[Saved entries]
- - -

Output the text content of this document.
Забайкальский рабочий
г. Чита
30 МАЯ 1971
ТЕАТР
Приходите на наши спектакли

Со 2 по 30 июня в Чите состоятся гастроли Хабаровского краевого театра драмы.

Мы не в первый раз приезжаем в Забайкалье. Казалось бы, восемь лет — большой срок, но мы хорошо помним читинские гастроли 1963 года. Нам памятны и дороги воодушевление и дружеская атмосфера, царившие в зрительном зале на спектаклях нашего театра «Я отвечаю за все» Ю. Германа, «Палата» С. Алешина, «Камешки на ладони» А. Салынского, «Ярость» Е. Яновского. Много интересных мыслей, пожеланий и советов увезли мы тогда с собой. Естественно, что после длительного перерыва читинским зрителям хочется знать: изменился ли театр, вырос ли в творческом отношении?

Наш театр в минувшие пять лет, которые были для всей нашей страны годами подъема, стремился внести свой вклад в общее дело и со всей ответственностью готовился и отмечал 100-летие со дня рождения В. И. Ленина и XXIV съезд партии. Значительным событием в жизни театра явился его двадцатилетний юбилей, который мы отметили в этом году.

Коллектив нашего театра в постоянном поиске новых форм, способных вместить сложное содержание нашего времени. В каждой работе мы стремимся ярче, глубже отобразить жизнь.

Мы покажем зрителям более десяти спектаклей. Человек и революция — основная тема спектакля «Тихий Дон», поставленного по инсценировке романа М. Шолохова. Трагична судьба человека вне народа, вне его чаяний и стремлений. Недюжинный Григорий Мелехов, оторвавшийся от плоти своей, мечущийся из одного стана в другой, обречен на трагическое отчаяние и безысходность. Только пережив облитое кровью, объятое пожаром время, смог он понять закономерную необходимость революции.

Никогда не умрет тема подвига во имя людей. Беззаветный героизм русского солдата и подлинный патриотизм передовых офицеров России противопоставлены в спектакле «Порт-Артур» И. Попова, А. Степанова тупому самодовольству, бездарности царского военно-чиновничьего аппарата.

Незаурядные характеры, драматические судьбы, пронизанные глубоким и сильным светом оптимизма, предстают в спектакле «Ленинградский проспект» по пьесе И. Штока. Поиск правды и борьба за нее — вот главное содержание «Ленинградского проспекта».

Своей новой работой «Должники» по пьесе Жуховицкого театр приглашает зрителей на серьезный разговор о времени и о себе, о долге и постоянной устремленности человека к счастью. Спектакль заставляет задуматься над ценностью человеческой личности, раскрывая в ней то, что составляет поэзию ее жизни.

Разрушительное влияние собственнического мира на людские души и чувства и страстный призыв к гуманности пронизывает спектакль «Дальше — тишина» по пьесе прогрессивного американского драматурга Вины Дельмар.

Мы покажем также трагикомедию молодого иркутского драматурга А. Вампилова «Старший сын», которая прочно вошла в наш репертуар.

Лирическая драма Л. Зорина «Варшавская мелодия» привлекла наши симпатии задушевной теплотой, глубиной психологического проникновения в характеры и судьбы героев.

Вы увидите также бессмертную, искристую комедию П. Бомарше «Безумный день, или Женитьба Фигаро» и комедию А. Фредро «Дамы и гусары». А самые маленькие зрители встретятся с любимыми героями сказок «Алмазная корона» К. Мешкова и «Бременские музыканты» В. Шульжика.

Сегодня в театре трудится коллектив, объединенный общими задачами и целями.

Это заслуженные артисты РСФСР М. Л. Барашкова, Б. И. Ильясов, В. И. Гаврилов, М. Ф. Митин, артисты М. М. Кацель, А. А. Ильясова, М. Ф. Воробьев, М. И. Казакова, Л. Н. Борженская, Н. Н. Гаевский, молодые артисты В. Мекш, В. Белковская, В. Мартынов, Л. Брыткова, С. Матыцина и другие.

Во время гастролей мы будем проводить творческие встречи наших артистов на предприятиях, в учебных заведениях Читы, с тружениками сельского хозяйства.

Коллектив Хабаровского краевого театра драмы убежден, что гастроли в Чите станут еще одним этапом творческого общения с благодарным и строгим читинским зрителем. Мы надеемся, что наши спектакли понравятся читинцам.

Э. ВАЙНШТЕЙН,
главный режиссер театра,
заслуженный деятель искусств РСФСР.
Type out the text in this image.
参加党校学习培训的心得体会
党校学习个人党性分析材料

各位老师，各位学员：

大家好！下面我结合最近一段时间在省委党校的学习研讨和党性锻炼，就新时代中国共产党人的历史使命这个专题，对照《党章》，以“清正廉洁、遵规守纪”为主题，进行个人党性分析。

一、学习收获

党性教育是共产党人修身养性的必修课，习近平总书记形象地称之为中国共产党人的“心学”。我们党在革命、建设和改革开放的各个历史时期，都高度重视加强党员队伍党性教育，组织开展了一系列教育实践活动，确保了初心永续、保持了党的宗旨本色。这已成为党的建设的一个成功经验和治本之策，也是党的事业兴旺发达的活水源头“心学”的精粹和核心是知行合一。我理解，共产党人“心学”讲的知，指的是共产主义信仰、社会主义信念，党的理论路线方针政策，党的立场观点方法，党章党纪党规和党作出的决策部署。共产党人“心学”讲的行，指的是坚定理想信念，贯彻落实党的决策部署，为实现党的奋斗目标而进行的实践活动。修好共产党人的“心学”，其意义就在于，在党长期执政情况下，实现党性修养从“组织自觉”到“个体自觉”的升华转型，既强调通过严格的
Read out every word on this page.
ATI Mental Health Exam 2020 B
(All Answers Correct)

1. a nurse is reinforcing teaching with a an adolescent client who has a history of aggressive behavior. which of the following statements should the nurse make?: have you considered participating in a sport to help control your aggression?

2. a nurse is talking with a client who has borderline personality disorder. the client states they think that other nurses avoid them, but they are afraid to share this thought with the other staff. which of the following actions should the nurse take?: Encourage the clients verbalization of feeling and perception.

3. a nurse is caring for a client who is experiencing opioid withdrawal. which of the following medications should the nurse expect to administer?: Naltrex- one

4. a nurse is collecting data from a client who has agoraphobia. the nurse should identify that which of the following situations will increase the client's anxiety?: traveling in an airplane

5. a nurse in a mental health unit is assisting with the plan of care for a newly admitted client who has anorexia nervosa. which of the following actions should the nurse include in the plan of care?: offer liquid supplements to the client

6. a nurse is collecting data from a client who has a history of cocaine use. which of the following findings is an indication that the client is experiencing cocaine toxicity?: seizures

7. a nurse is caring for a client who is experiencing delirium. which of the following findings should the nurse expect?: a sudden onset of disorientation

- - -

## Written exercise:
Copy out every line from the data above that has "РСФСР" in it.

## Reply:
Это заслуженные артисты РСФСР М. Л. Барашкова, Б. И. Ильясов, В. И. Гаврилов, М. Ф. Митин, артисты М. М. Кацель, А. А. Ильясова, М. Ф. Воробьев, М. И. Казакова, Л. Н. Борженская, Н. Н. Гаевский, молодые артисты В. Мекш, В. Белковская, В. Мартынов, Л. Брыткова, С. Матыцина и другие.
заслуженный деятель искусств РСФСР.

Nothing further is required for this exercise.